Task instructions> Please count the lines in the data below that contain the string "Kakao", and reply with only that number.
---------------
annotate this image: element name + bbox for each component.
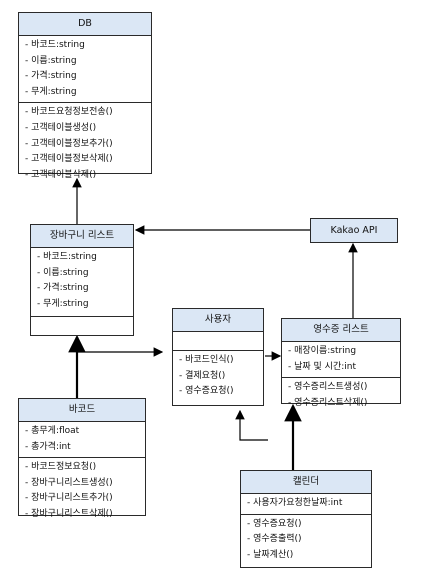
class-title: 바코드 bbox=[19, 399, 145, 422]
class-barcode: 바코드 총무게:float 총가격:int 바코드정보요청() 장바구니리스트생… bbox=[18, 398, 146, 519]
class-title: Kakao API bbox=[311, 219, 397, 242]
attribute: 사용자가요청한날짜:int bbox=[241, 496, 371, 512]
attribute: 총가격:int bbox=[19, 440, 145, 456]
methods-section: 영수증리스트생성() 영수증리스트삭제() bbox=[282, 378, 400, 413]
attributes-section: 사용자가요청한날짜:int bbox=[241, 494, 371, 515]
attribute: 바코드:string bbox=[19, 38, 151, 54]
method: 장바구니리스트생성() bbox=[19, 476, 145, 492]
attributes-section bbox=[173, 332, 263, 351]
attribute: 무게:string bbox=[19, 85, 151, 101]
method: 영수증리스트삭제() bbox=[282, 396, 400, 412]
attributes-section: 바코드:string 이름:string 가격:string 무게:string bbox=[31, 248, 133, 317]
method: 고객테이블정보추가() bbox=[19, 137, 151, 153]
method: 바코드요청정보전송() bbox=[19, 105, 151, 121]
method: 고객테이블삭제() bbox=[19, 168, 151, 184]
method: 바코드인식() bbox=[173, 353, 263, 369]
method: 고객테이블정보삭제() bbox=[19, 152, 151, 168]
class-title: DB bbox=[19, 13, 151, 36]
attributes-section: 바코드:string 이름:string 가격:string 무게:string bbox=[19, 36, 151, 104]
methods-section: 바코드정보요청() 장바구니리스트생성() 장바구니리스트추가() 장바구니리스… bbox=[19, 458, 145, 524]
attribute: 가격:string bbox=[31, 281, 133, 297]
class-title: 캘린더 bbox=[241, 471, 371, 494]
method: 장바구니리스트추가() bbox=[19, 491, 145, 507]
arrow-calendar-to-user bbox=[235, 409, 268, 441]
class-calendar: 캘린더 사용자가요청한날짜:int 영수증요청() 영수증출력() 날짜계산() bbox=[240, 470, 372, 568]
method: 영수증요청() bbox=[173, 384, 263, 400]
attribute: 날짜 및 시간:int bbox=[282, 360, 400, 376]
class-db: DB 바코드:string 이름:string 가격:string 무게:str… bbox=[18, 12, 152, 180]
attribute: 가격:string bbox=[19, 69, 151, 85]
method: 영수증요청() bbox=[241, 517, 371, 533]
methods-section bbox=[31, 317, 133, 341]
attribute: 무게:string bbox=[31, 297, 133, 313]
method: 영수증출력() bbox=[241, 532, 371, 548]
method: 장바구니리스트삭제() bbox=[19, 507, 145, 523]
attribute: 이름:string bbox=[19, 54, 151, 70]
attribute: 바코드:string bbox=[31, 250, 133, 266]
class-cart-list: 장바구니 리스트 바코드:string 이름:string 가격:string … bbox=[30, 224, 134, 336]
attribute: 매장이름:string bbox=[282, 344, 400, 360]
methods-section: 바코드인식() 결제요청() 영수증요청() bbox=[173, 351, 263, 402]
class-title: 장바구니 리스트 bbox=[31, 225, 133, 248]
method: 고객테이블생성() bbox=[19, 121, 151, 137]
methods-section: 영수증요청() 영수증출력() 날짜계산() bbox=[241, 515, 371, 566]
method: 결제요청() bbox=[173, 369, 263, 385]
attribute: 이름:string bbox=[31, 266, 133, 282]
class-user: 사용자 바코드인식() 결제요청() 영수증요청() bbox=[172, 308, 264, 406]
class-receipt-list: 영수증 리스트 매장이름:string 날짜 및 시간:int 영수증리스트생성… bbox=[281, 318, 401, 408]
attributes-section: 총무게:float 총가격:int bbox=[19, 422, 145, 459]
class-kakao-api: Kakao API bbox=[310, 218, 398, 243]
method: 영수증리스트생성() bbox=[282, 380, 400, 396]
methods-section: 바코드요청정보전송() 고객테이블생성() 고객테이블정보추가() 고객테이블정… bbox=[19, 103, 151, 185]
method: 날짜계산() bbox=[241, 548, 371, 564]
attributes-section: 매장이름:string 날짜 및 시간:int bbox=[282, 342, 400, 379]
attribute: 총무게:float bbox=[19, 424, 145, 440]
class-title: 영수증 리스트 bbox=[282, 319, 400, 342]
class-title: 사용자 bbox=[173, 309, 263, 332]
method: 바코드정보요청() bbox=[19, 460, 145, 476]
---------------
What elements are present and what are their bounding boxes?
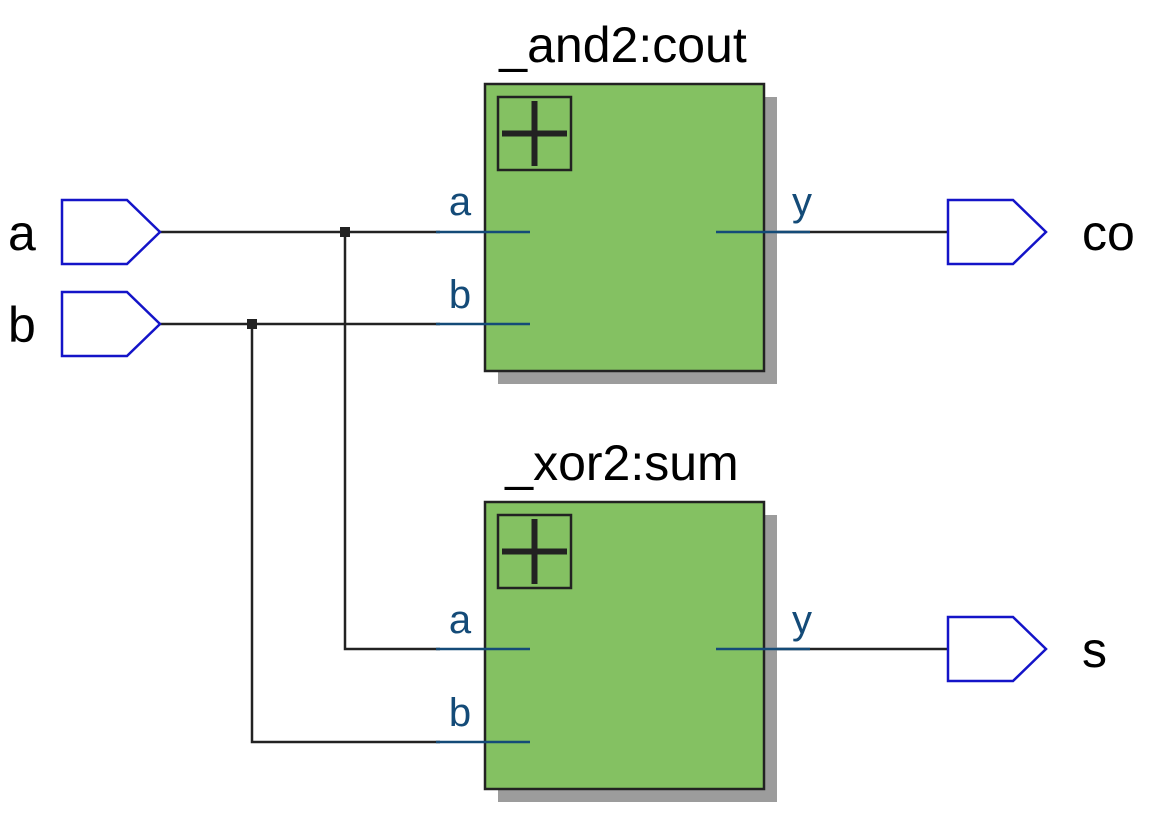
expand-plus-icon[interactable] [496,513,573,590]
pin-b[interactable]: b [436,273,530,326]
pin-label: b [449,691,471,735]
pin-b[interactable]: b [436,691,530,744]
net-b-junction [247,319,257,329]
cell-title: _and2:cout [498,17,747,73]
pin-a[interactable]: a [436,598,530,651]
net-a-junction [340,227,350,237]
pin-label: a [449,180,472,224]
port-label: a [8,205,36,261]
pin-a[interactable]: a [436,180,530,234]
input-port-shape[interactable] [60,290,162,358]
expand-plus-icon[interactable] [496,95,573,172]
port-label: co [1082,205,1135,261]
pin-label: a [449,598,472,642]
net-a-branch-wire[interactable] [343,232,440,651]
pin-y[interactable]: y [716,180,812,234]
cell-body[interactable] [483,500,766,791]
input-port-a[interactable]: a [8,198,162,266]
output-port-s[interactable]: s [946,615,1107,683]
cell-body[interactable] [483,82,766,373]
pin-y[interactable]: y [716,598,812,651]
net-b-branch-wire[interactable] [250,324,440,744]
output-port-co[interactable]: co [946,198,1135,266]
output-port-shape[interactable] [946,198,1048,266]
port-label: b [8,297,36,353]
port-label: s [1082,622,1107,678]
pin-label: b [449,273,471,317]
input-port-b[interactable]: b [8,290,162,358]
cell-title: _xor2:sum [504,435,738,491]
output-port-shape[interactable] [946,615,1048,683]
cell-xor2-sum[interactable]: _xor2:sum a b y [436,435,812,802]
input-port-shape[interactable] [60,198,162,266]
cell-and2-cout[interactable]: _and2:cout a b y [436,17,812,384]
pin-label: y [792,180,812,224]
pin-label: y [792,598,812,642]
---------------
Result below> 2